Omit all pictures. Copy the rest of the material exactly.

Items from a data source:
######
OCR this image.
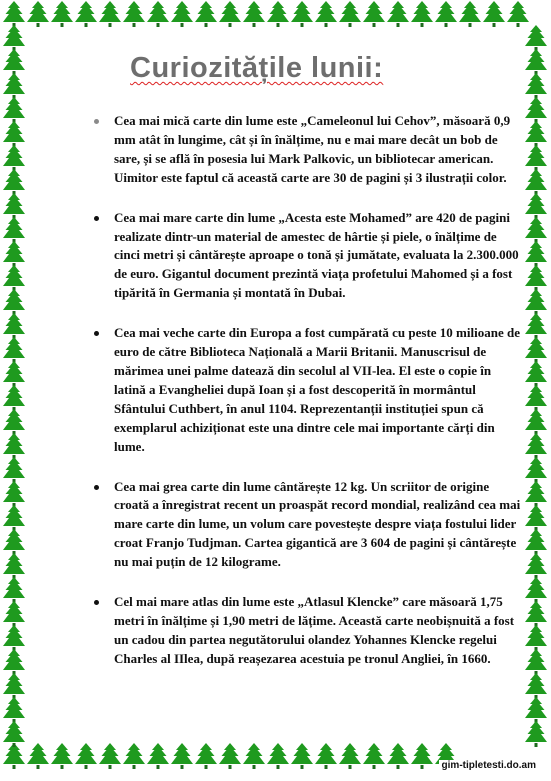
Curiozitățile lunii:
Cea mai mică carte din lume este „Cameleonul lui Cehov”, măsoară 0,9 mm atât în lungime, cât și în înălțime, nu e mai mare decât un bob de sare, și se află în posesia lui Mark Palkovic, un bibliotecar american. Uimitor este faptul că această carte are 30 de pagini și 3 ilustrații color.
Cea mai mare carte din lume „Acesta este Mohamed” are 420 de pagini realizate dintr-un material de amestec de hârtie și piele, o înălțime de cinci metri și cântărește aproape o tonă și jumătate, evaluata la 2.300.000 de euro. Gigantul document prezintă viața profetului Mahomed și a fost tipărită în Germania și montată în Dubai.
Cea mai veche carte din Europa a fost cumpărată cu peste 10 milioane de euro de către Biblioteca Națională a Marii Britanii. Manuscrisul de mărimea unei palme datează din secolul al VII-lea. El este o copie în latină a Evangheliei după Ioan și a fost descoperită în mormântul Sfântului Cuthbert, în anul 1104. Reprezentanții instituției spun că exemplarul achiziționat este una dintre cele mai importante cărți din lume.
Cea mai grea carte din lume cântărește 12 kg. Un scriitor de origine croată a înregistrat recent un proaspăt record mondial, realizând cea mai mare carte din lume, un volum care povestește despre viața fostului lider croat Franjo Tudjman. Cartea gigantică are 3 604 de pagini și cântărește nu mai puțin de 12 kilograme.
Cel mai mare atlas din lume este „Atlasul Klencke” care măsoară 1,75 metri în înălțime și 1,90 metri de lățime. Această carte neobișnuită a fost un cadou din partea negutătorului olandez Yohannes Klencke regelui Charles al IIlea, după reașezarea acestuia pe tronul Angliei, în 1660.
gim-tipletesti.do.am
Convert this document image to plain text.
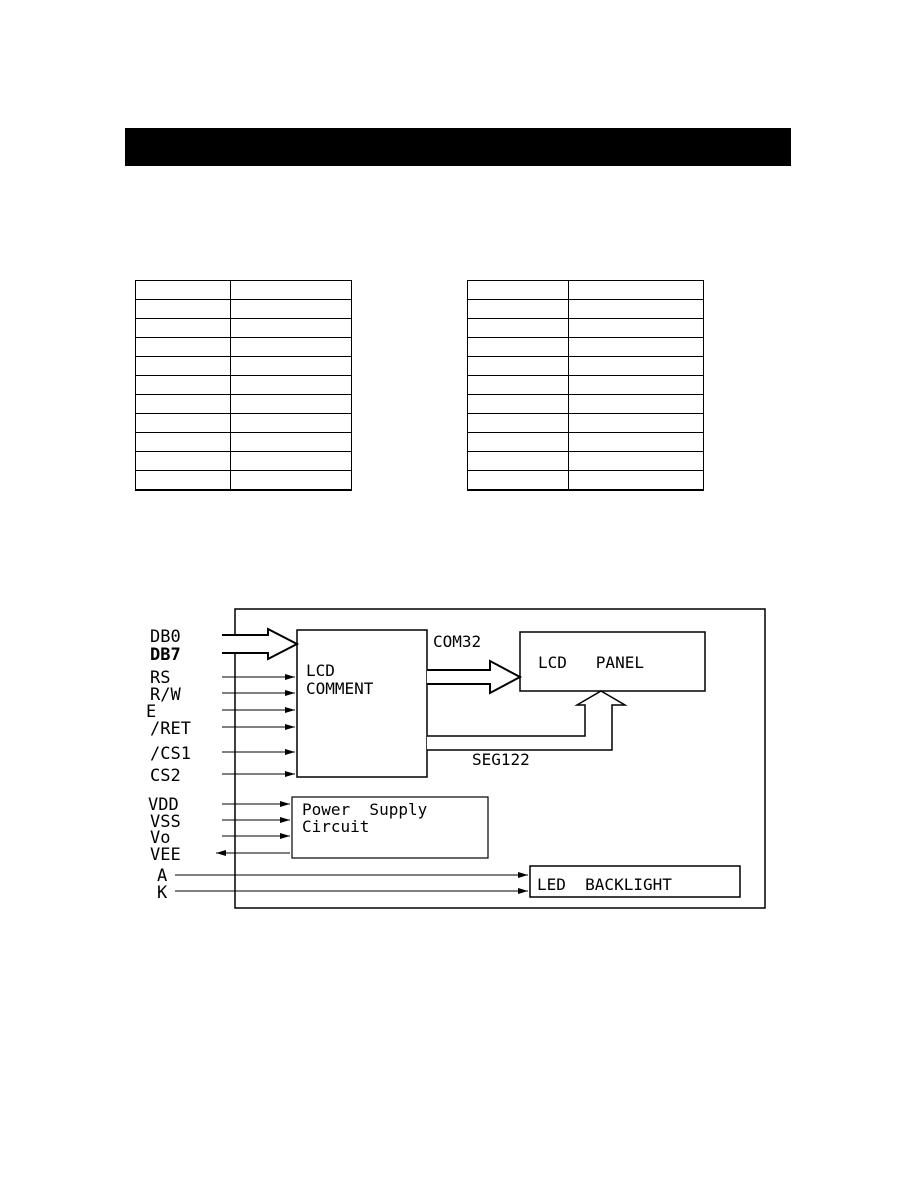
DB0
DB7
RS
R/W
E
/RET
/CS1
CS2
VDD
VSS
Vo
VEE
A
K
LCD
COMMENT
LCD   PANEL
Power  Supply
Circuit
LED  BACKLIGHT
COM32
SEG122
######
● TASK OUTPUT
OCR this image.
Curiozitățile lunii:
Cea mai mică carte din lume este „Cameleonul lui Cehov”, măsoară 0,9 mm atât în lungime, cât și în înălțime, nu e mai mare decât un bob de sare, și se află în posesia lui Mark Palkovic, un bibliotecar american. Uimitor este faptul că această carte are 30 de pagini și 3 ilustrații color.
Cea mai mare carte din lume „Acesta este Mohamed” are 420 de pagini realizate dintr-un material de amestec de hârtie și piele, o înălțime de cinci metri și cântărește aproape o tonă și jumătate, evaluata la 2.300.000 de euro. Gigantul document prezintă viața profetului Mahomed și a fost tipărită în Germania și montată în Dubai.
Cea mai veche carte din Europa a fost cumpărată cu peste 10 milioane de euro de către Biblioteca Națională a Marii Britanii. Manuscrisul de mărimea unei palme datează din secolul al VII-lea. El este o copie în latină a Evangheliei după Ioan și a fost descoperită în mormântul Sfântului Cuthbert, în anul 1104. Reprezentanții instituției spun că exemplarul achiziționat este una dintre cele mai importante cărți din lume.
Cea mai grea carte din lume cântărește 12 kg. Un scriitor de origine croată a înregistrat recent un proaspăt record mondial, realizând cea mai mare carte din lume, un volum care povestește despre viața fostului lider croat Franjo Tudjman. Cartea gigantică are 3 604 de pagini și cântărește nu mai puțin de 12 kilograme.
Cel mai mare atlas din lume este „Atlasul Klencke” care măsoară 1,75 metri în înălțime și 1,90 metri de lățime. Această carte neobișnuită a fost un cadou din partea negutătorului olandez Yohannes Klencke regelui Charles al IIlea, după reașezarea acestuia pe tronul Angliei, în 1660.
gim-tipletesti.do.am
Convert this document image to plain text.
DB0
DB7
RS
R/W
E
/RET
/CS1
CS2
VDD
VSS
Vo
VEE
A
K
LCD
COMMENT
LCD   PANEL
Power  Supply
Circuit
LED  BACKLIGHT
COM32
SEG122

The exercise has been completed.